_INSTRUCTION:_ Can you transcribe every entry word for word, skipping the images?
-- Start DATA SHOWN --
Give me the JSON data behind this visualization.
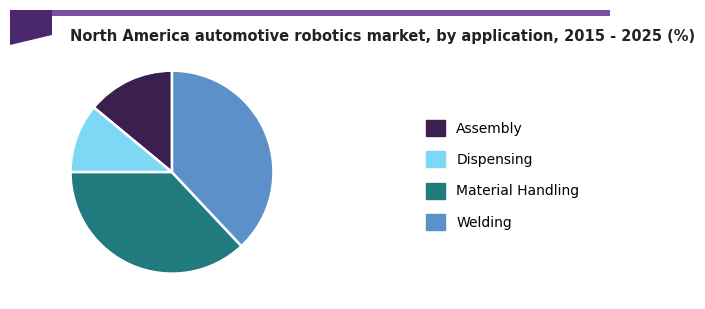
{
  "title": "North America automotive robotics market, by application, 2015 - 2025 (%)",
  "labels": [
    "Assembly",
    "Dispensing",
    "Material Handling",
    "Welding"
  ],
  "sizes": [
    14,
    11,
    37,
    38
  ],
  "colors": [
    "#3b1f4e",
    "#7dd8f5",
    "#217a7e",
    "#5b90c8"
  ],
  "startangle": 90,
  "background_color": "#ffffff",
  "title_fontsize": 10.5,
  "legend_fontsize": 10,
  "header_rect_color": "#4a2870",
  "header_line_color": "#7b50a0",
  "explode": [
    0,
    0,
    0,
    0
  ]
}
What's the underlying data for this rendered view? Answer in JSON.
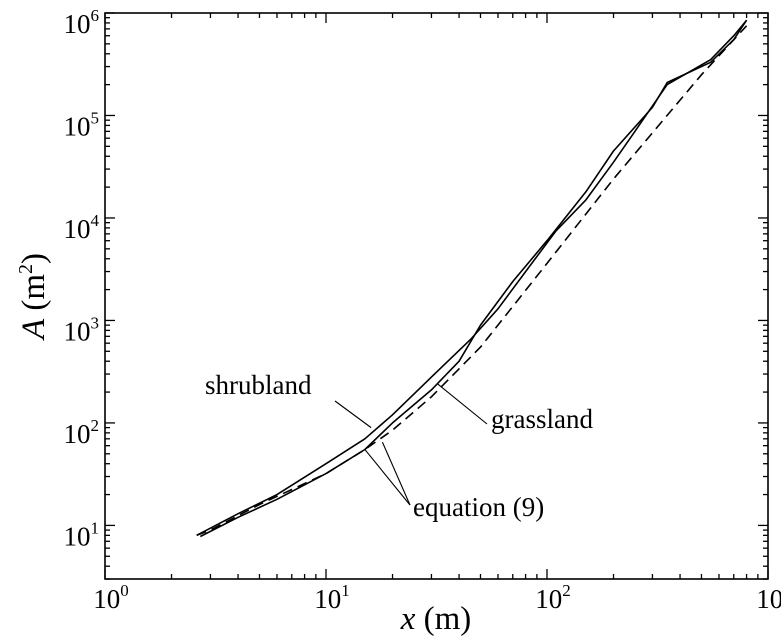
{
  "chart_data": {
    "type": "line",
    "x_scale": "log",
    "y_scale": "log",
    "xlim": [
      1,
      1000
    ],
    "ylim": [
      3,
      1000000
    ],
    "x_ticks": [
      {
        "value": 1,
        "base": "10",
        "exp": "0"
      },
      {
        "value": 10,
        "base": "10",
        "exp": "1"
      },
      {
        "value": 100,
        "base": "10",
        "exp": "2"
      },
      {
        "value": 1000,
        "base": "10",
        "exp": "3"
      }
    ],
    "y_ticks": [
      {
        "value": 10,
        "base": "10",
        "exp": "1"
      },
      {
        "value": 100,
        "base": "10",
        "exp": "2"
      },
      {
        "value": 1000,
        "base": "10",
        "exp": "3"
      },
      {
        "value": 10000,
        "base": "10",
        "exp": "4"
      },
      {
        "value": 100000,
        "base": "10",
        "exp": "5"
      },
      {
        "value": 1000000,
        "base": "10",
        "exp": "6"
      }
    ],
    "xlabel": {
      "var": "x",
      "unit": " (m)"
    },
    "ylabel": {
      "var": "A",
      "unit_open": " (m",
      "unit_exp": "2",
      "unit_close": ")"
    },
    "grid": false,
    "series": [
      {
        "name": "shrubland",
        "style": "solid",
        "x": [
          2.6,
          4,
          6,
          10,
          15,
          20,
          30,
          45,
          60,
          80,
          110,
          150,
          200,
          250,
          350,
          550,
          700,
          800
        ],
        "y": [
          8,
          13,
          20,
          40,
          70,
          120,
          280,
          650,
          1300,
          3000,
          7500,
          15000,
          35000,
          70000,
          200000,
          350000,
          600000,
          850000
        ]
      },
      {
        "name": "grassland",
        "style": "solid",
        "x": [
          2.7,
          4,
          6,
          10,
          15,
          20,
          30,
          40,
          50,
          70,
          100,
          150,
          200,
          300,
          350,
          550,
          700,
          800
        ],
        "y": [
          7.8,
          12,
          18,
          32,
          55,
          100,
          210,
          400,
          900,
          2400,
          6000,
          18000,
          45000,
          120000,
          210000,
          330000,
          550000,
          850000
        ]
      },
      {
        "name": "equation (9)",
        "style": "dashed",
        "x": [
          2.6,
          3,
          5,
          10,
          15,
          20,
          30,
          50,
          100,
          200,
          500,
          800
        ],
        "y": [
          8,
          9,
          16,
          32,
          55,
          85,
          180,
          550,
          3600,
          24000,
          250000,
          750000
        ]
      }
    ],
    "annotations": [
      {
        "text": "shrubland",
        "target_series": "shrubland",
        "target_x": 16,
        "target_y": 90
      },
      {
        "text": "grassland",
        "target_series": "grassland",
        "target_x": 32,
        "target_y": 240
      },
      {
        "text": "equation (9)",
        "target_series": "equation (9)",
        "target_x": 15,
        "target_y": 55
      },
      {
        "text": "equation (9)",
        "target_series": "equation (9)",
        "target_x": 18,
        "target_y": 65
      }
    ]
  }
}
-- End DATA SHOWN --
_EXPECTED ANSWER:_
Give me the JSON data behind this visualization.
{
  "title": "North America automotive robotics market, by application, 2015 - 2025 (%)",
  "labels": [
    "Assembly",
    "Dispensing",
    "Material Handling",
    "Welding"
  ],
  "sizes": [
    14,
    11,
    37,
    38
  ],
  "colors": [
    "#3b1f4e",
    "#7dd8f5",
    "#217a7e",
    "#5b90c8"
  ],
  "startangle": 90,
  "background_color": "#ffffff",
  "title_fontsize": 10.5,
  "legend_fontsize": 10,
  "header_rect_color": "#4a2870",
  "header_line_color": "#7b50a0",
  "explode": [
    0,
    0,
    0,
    0
  ]
}
What's the underlying data for this rendered view? Answer in JSON.
{
  "chart_data": {
    "type": "line",
    "x_scale": "log",
    "y_scale": "log",
    "xlim": [
      1,
      1000
    ],
    "ylim": [
      3,
      1000000
    ],
    "x_ticks": [
      {
        "value": 1,
        "base": "10",
        "exp": "0"
      },
      {
        "value": 10,
        "base": "10",
        "exp": "1"
      },
      {
        "value": 100,
        "base": "10",
        "exp": "2"
      },
      {
        "value": 1000,
        "base": "10",
        "exp": "3"
      }
    ],
    "y_ticks": [
      {
        "value": 10,
        "base": "10",
        "exp": "1"
      },
      {
        "value": 100,
        "base": "10",
        "exp": "2"
      },
      {
        "value": 1000,
        "base": "10",
        "exp": "3"
      },
      {
        "value": 10000,
        "base": "10",
        "exp": "4"
      },
      {
        "value": 100000,
        "base": "10",
        "exp": "5"
      },
      {
        "value": 1000000,
        "base": "10",
        "exp": "6"
      }
    ],
    "xlabel": {
      "var": "x",
      "unit": " (m)"
    },
    "ylabel": {
      "var": "A",
      "unit_open": " (m",
      "unit_exp": "2",
      "unit_close": ")"
    },
    "grid": false,
    "series": [
      {
        "name": "shrubland",
        "style": "solid",
        "x": [
          2.6,
          4,
          6,
          10,
          15,
          20,
          30,
          45,
          60,
          80,
          110,
          150,
          200,
          250,
          350,
          550,
          700,
          800
        ],
        "y": [
          8,
          13,
          20,
          40,
          70,
          120,
          280,
          650,
          1300,
          3000,
          7500,
          15000,
          35000,
          70000,
          200000,
          350000,
          600000,
          850000
        ]
      },
      {
        "name": "grassland",
        "style": "solid",
        "x": [
          2.7,
          4,
          6,
          10,
          15,
          20,
          30,
          40,
          50,
          70,
          100,
          150,
          200,
          300,
          350,
          550,
          700,
          800
        ],
        "y": [
          7.8,
          12,
          18,
          32,
          55,
          100,
          210,
          400,
          900,
          2400,
          6000,
          18000,
          45000,
          120000,
          210000,
          330000,
          550000,
          850000
        ]
      },
      {
        "name": "equation (9)",
        "style": "dashed",
        "x": [
          2.6,
          3,
          5,
          10,
          15,
          20,
          30,
          50,
          100,
          200,
          500,
          800
        ],
        "y": [
          8,
          9,
          16,
          32,
          55,
          85,
          180,
          550,
          3600,
          24000,
          250000,
          750000
        ]
      }
    ],
    "annotations": [
      {
        "text": "shrubland",
        "target_series": "shrubland",
        "target_x": 16,
        "target_y": 90
      },
      {
        "text": "grassland",
        "target_series": "grassland",
        "target_x": 32,
        "target_y": 240
      },
      {
        "text": "equation (9)",
        "target_series": "equation (9)",
        "target_x": 15,
        "target_y": 55
      },
      {
        "text": "equation (9)",
        "target_series": "equation (9)",
        "target_x": 18,
        "target_y": 65
      }
    ]
  }
}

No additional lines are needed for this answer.